PROBLEM TO SOLVE
Please retype the records below exactly, leaving out any pictures.

[Records from a collection of figures]

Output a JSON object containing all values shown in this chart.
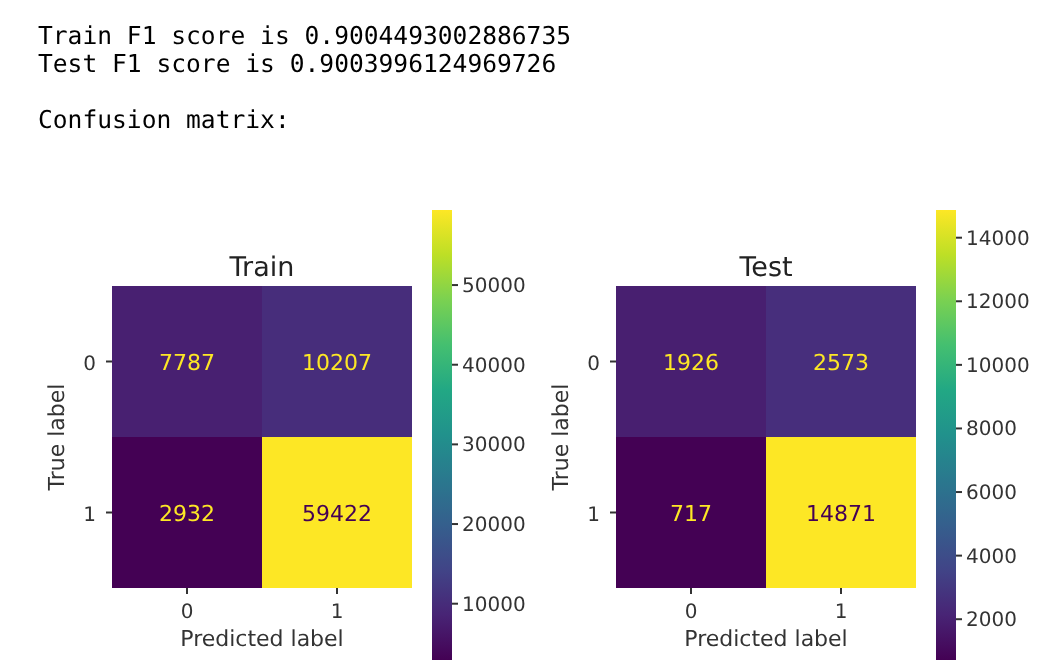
{
  "chart_data": [
    {
      "type": "other",
      "annotations": [
        "Train F1 score is 0.9004493002886735",
        "Test F1 score is 0.9003996124969726",
        "Confusion matrix:"
      ]
    },
    {
      "type": "heatmap",
      "title": "Train",
      "xlabel": "Predicted label",
      "ylabel": "True label",
      "categories": [
        "0",
        "1"
      ],
      "y_categories": [
        "0",
        "1"
      ],
      "cells": [
        [
          7787,
          10207
        ],
        [
          2932,
          59422
        ]
      ],
      "data_labels": true,
      "clim": [
        2932,
        59422
      ],
      "cticks": [
        10000,
        20000,
        30000,
        40000,
        50000
      ]
    },
    {
      "type": "heatmap",
      "title": "Test",
      "xlabel": "Predicted label",
      "ylabel": "True label",
      "categories": [
        "0",
        "1"
      ],
      "y_categories": [
        "0",
        "1"
      ],
      "cells": [
        [
          1926,
          2573
        ],
        [
          717,
          14871
        ]
      ],
      "data_labels": true,
      "clim": [
        717,
        14871
      ],
      "cticks": [
        2000,
        4000,
        6000,
        8000,
        10000,
        12000,
        14000
      ]
    }
  ]
}
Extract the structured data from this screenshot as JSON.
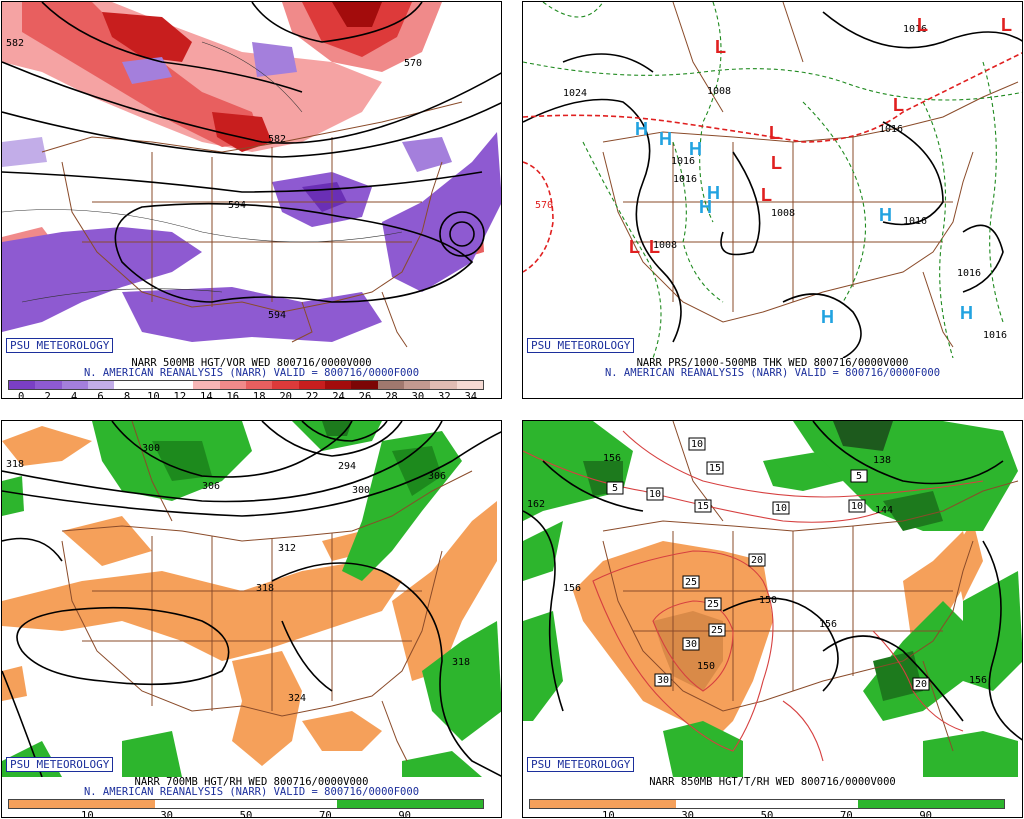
{
  "brand_label": "PSU METEOROLOGY",
  "panels": [
    {
      "id": "500mb",
      "line1": "NARR 500MB HGT/VOR WED 800716/0000V000",
      "line2": "N. AMERICAN REANALYSIS (NARR) VALID = 800716/0000F000",
      "contour_labels": [
        "582",
        "570",
        "582",
        "594",
        "594"
      ],
      "ticks": [
        "0",
        "2",
        "4",
        "6",
        "8",
        "10",
        "12",
        "14",
        "16",
        "18",
        "20",
        "22",
        "24",
        "26",
        "28",
        "30",
        "32",
        "34"
      ],
      "colorbar": [
        "#7a3fc4",
        "#8e5ad1",
        "#a47fdc",
        "#c2ade8",
        "#ffffff",
        "#ffffff",
        "#ffffff",
        "#f7b6b6",
        "#f08a8a",
        "#e85f5f",
        "#dd3a3a",
        "#c81e1e",
        "#a30c0c",
        "#7c0505",
        "#a0786e",
        "#c29a90",
        "#e1bcb3",
        "#f5d9d2"
      ]
    },
    {
      "id": "mslp",
      "line1": "NARR PRS/1000-500MB THK WED 800716/0000V000",
      "line2": "N. AMERICAN REANALYSIS (NARR) VALID = 800716/0000F000",
      "contour_labels": [
        "1024",
        "1008",
        "1016",
        "1016",
        "1008",
        "1016",
        "1016",
        "1016",
        "1008",
        "570",
        "1016",
        "1016"
      ],
      "high_marks": [
        "H",
        "H",
        "H",
        "H",
        "H",
        "H",
        "H",
        "H"
      ],
      "low_marks": [
        "L",
        "L",
        "L",
        "L",
        "L",
        "L",
        "L",
        "L",
        "L"
      ]
    },
    {
      "id": "700mb",
      "line1": "NARR 700MB HGT/RH WED 800716/0000V000",
      "line2": "N. AMERICAN REANALYSIS (NARR) VALID = 800716/0000F000",
      "contour_labels": [
        "318",
        "300",
        "306",
        "300",
        "294",
        "306",
        "312",
        "318",
        "318",
        "324"
      ],
      "ticks": [
        "10",
        "30",
        "50",
        "70",
        "90"
      ],
      "colorbar": [
        "#f5a05a",
        "#f5a05a",
        "#f5a05a",
        "#f5a05a",
        "#ffffff",
        "#ffffff",
        "#ffffff",
        "#ffffff",
        "#ffffff",
        "#2db52d",
        "#2db52d",
        "#2db52d",
        "#2db52d"
      ]
    },
    {
      "id": "850mb",
      "line1": "NARR 850MB HGT/T/RH WED 800716/0000V000",
      "contour_labels": [
        "156",
        "138",
        "162",
        "144",
        "156",
        "150",
        "150",
        "156",
        "156"
      ],
      "temp_boxes": [
        "10",
        "15",
        "5",
        "10",
        "15",
        "10",
        "10",
        "5",
        "20",
        "25",
        "25",
        "30",
        "25",
        "30",
        "20"
      ],
      "ticks": [
        "10",
        "30",
        "50",
        "70",
        "90"
      ],
      "colorbar": [
        "#f5a05a",
        "#f5a05a",
        "#f5a05a",
        "#f5a05a",
        "#ffffff",
        "#ffffff",
        "#ffffff",
        "#ffffff",
        "#ffffff",
        "#2db52d",
        "#2db52d",
        "#2db52d",
        "#2db52d"
      ]
    }
  ]
}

SOLUTION FOR THIS TASK
Output a JSON object containing all values shown in this chart.
{
  "chart_data": [
    {
      "type": "other",
      "annotations": [
        "Train F1 score is 0.9004493002886735",
        "Test F1 score is 0.9003996124969726",
        "Confusion matrix:"
      ]
    },
    {
      "type": "heatmap",
      "title": "Train",
      "xlabel": "Predicted label",
      "ylabel": "True label",
      "categories": [
        "0",
        "1"
      ],
      "y_categories": [
        "0",
        "1"
      ],
      "cells": [
        [
          7787,
          10207
        ],
        [
          2932,
          59422
        ]
      ],
      "data_labels": true,
      "clim": [
        2932,
        59422
      ],
      "cticks": [
        10000,
        20000,
        30000,
        40000,
        50000
      ]
    },
    {
      "type": "heatmap",
      "title": "Test",
      "xlabel": "Predicted label",
      "ylabel": "True label",
      "categories": [
        "0",
        "1"
      ],
      "y_categories": [
        "0",
        "1"
      ],
      "cells": [
        [
          1926,
          2573
        ],
        [
          717,
          14871
        ]
      ],
      "data_labels": true,
      "clim": [
        717,
        14871
      ],
      "cticks": [
        2000,
        4000,
        6000,
        8000,
        10000,
        12000,
        14000
      ]
    }
  ]
}
Extract the structured data from this screenshot as JSON.
{
  "brand_label": "PSU METEOROLOGY",
  "panels": [
    {
      "id": "500mb",
      "line1": "NARR 500MB HGT/VOR WED 800716/0000V000",
      "line2": "N. AMERICAN REANALYSIS (NARR) VALID = 800716/0000F000",
      "contour_labels": [
        "582",
        "570",
        "582",
        "594",
        "594"
      ],
      "ticks": [
        "0",
        "2",
        "4",
        "6",
        "8",
        "10",
        "12",
        "14",
        "16",
        "18",
        "20",
        "22",
        "24",
        "26",
        "28",
        "30",
        "32",
        "34"
      ],
      "colorbar": [
        "#7a3fc4",
        "#8e5ad1",
        "#a47fdc",
        "#c2ade8",
        "#ffffff",
        "#ffffff",
        "#ffffff",
        "#f7b6b6",
        "#f08a8a",
        "#e85f5f",
        "#dd3a3a",
        "#c81e1e",
        "#a30c0c",
        "#7c0505",
        "#a0786e",
        "#c29a90",
        "#e1bcb3",
        "#f5d9d2"
      ]
    },
    {
      "id": "mslp",
      "line1": "NARR PRS/1000-500MB THK WED 800716/0000V000",
      "line2": "N. AMERICAN REANALYSIS (NARR) VALID = 800716/0000F000",
      "contour_labels": [
        "1024",
        "1008",
        "1016",
        "1016",
        "1008",
        "1016",
        "1016",
        "1016",
        "1008",
        "570",
        "1016",
        "1016"
      ],
      "high_marks": [
        "H",
        "H",
        "H",
        "H",
        "H",
        "H",
        "H",
        "H"
      ],
      "low_marks": [
        "L",
        "L",
        "L",
        "L",
        "L",
        "L",
        "L",
        "L",
        "L"
      ]
    },
    {
      "id": "700mb",
      "line1": "NARR 700MB HGT/RH WED 800716/0000V000",
      "line2": "N. AMERICAN REANALYSIS (NARR) VALID = 800716/0000F000",
      "contour_labels": [
        "318",
        "300",
        "306",
        "300",
        "294",
        "306",
        "312",
        "318",
        "318",
        "324"
      ],
      "ticks": [
        "10",
        "30",
        "50",
        "70",
        "90"
      ],
      "colorbar": [
        "#f5a05a",
        "#f5a05a",
        "#f5a05a",
        "#f5a05a",
        "#ffffff",
        "#ffffff",
        "#ffffff",
        "#ffffff",
        "#ffffff",
        "#2db52d",
        "#2db52d",
        "#2db52d",
        "#2db52d"
      ]
    },
    {
      "id": "850mb",
      "line1": "NARR 850MB HGT/T/RH WED 800716/0000V000",
      "contour_labels": [
        "156",
        "138",
        "162",
        "144",
        "156",
        "150",
        "150",
        "156",
        "156"
      ],
      "temp_boxes": [
        "10",
        "15",
        "5",
        "10",
        "15",
        "10",
        "10",
        "5",
        "20",
        "25",
        "25",
        "30",
        "25",
        "30",
        "20"
      ],
      "ticks": [
        "10",
        "30",
        "50",
        "70",
        "90"
      ],
      "colorbar": [
        "#f5a05a",
        "#f5a05a",
        "#f5a05a",
        "#f5a05a",
        "#ffffff",
        "#ffffff",
        "#ffffff",
        "#ffffff",
        "#ffffff",
        "#2db52d",
        "#2db52d",
        "#2db52d",
        "#2db52d"
      ]
    }
  ]
}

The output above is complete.